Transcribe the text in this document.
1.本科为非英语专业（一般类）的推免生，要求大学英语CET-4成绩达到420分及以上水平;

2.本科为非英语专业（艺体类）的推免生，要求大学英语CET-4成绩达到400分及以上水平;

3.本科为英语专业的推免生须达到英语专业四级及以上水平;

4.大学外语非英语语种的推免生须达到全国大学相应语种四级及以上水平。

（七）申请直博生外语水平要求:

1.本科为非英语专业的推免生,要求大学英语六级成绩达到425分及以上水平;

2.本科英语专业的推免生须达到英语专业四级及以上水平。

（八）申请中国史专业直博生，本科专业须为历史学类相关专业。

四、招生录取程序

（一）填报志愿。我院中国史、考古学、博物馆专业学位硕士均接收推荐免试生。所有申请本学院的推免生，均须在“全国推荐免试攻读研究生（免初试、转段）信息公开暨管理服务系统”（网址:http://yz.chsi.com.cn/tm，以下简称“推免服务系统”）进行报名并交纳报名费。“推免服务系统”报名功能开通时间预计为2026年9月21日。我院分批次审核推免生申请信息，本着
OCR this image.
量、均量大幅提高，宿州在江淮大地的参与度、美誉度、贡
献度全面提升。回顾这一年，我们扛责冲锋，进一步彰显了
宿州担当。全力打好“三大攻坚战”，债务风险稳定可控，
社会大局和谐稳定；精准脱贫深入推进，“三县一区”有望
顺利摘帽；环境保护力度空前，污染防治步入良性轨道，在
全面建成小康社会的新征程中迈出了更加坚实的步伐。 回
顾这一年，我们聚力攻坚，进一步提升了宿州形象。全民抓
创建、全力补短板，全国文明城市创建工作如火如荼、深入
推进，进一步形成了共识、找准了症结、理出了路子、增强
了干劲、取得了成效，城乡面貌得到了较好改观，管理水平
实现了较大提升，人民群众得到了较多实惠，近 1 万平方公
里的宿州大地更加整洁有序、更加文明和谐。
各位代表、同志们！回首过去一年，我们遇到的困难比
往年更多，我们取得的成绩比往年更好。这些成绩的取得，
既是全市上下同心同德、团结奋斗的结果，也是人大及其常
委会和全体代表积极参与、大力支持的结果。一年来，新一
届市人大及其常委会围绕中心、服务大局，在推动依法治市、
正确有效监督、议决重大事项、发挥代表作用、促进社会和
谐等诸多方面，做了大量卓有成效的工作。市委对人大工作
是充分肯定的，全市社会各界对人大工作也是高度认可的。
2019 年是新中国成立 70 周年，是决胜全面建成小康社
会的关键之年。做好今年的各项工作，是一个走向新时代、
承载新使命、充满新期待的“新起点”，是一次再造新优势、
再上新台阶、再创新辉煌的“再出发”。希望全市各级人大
+-------+
• **Exercise details**
Using the listing above, retype each line exactly.

• **Finished task**
Transcribe the text in this document.
1.本科为非英语专业（一般类）的推免生，要求大学英语CET-4成绩达到420分及以上水平;

2.本科为非英语专业（艺体类）的推免生，要求大学英语CET-4成绩达到400分及以上水平;

3.本科为英语专业的推免生须达到英语专业四级及以上水平;

4.大学外语非英语语种的推免生须达到全国大学相应语种四级及以上水平。

（七）申请直博生外语水平要求:

1.本科为非英语专业的推免生,要求大学英语六级成绩达到425分及以上水平;

2.本科英语专业的推免生须达到英语专业四级及以上水平。

（八）申请中国史专业直博生，本科专业须为历史学类相关专业。

四、招生录取程序

（一）填报志愿。我院中国史、考古学、博物馆专业学位硕士均接收推荐免试生。所有申请本学院的推免生，均须在“全国推荐免试攻读研究生（免初试、转段）信息公开暨管理服务系统”（网址:http://yz.chsi.com.cn/tm，以下简称“推免服务系统”）进行报名并交纳报名费。“推免服务系统”报名功能开通时间预计为2026年9月21日。我院分批次审核推免生申请信息，本着
OCR this image.
量、均量大幅提高，宿州在江淮大地的参与度、美誉度、贡
献度全面提升。回顾这一年，我们扛责冲锋，进一步彰显了
宿州担当。全力打好“三大攻坚战”，债务风险稳定可控，
社会大局和谐稳定；精准脱贫深入推进，“三县一区”有望
顺利摘帽；环境保护力度空前，污染防治步入良性轨道，在
全面建成小康社会的新征程中迈出了更加坚实的步伐。 回
顾这一年，我们聚力攻坚，进一步提升了宿州形象。全民抓
创建、全力补短板，全国文明城市创建工作如火如荼、深入
推进，进一步形成了共识、找准了症结、理出了路子、增强
了干劲、取得了成效，城乡面貌得到了较好改观，管理水平
实现了较大提升，人民群众得到了较多实惠，近 1 万平方公
里的宿州大地更加整洁有序、更加文明和谐。
各位代表、同志们！回首过去一年，我们遇到的困难比
往年更多，我们取得的成绩比往年更好。这些成绩的取得，
既是全市上下同心同德、团结奋斗的结果，也是人大及其常
委会和全体代表积极参与、大力支持的结果。一年来，新一
届市人大及其常委会围绕中心、服务大局，在推动依法治市、
正确有效监督、议决重大事项、发挥代表作用、促进社会和
谐等诸多方面，做了大量卓有成效的工作。市委对人大工作
是充分肯定的，全市社会各界对人大工作也是高度认可的。
2019 年是新中国成立 70 周年，是决胜全面建成小康社
会的关键之年。做好今年的各项工作，是一个走向新时代、
承载新使命、充满新期待的“新起点”，是一次再造新优势、
再上新台阶、再创新辉煌的“再出发”。希望全市各级人大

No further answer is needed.